DATASET CONTENT —
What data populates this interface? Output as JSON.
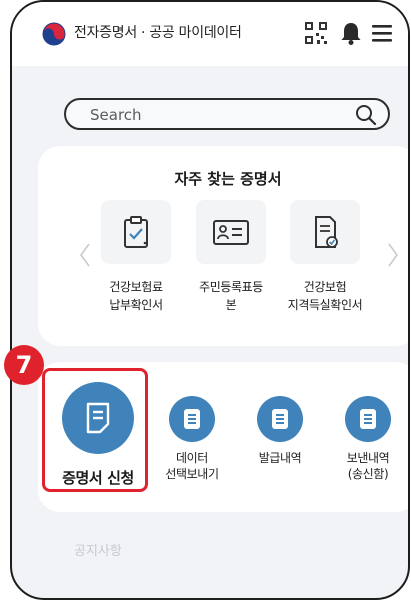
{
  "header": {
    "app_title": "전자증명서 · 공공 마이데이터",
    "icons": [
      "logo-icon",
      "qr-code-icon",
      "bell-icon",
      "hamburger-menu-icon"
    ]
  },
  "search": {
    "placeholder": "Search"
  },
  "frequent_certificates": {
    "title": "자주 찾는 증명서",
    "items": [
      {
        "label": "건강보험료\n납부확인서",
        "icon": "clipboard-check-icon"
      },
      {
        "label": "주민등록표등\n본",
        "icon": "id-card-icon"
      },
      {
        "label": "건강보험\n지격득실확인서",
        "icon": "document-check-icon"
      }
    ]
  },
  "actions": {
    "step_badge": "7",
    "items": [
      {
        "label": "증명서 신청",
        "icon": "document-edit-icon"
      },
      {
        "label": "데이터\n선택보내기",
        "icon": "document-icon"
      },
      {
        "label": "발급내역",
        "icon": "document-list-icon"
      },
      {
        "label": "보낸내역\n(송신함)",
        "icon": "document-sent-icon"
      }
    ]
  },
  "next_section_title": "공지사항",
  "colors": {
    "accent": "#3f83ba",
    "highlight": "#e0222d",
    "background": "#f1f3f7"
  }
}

WRITTEN INSTRUCTION — Copy the entries above faithfully and omit every image.

THE COMPLETED TASK —
What data populates this interface? Output as JSON.
{
  "header": {
    "app_title": "전자증명서 · 공공 마이데이터",
    "icons": [
      "logo-icon",
      "qr-code-icon",
      "bell-icon",
      "hamburger-menu-icon"
    ]
  },
  "search": {
    "placeholder": "Search"
  },
  "frequent_certificates": {
    "title": "자주 찾는 증명서",
    "items": [
      {
        "label": "건강보험료\n납부확인서",
        "icon": "clipboard-check-icon"
      },
      {
        "label": "주민등록표등\n본",
        "icon": "id-card-icon"
      },
      {
        "label": "건강보험\n지격득실확인서",
        "icon": "document-check-icon"
      }
    ]
  },
  "actions": {
    "step_badge": "7",
    "items": [
      {
        "label": "증명서 신청",
        "icon": "document-edit-icon"
      },
      {
        "label": "데이터\n선택보내기",
        "icon": "document-icon"
      },
      {
        "label": "발급내역",
        "icon": "document-list-icon"
      },
      {
        "label": "보낸내역\n(송신함)",
        "icon": "document-sent-icon"
      }
    ]
  },
  "next_section_title": "공지사항",
  "colors": {
    "accent": "#3f83ba",
    "highlight": "#e0222d",
    "background": "#f1f3f7"
  }
}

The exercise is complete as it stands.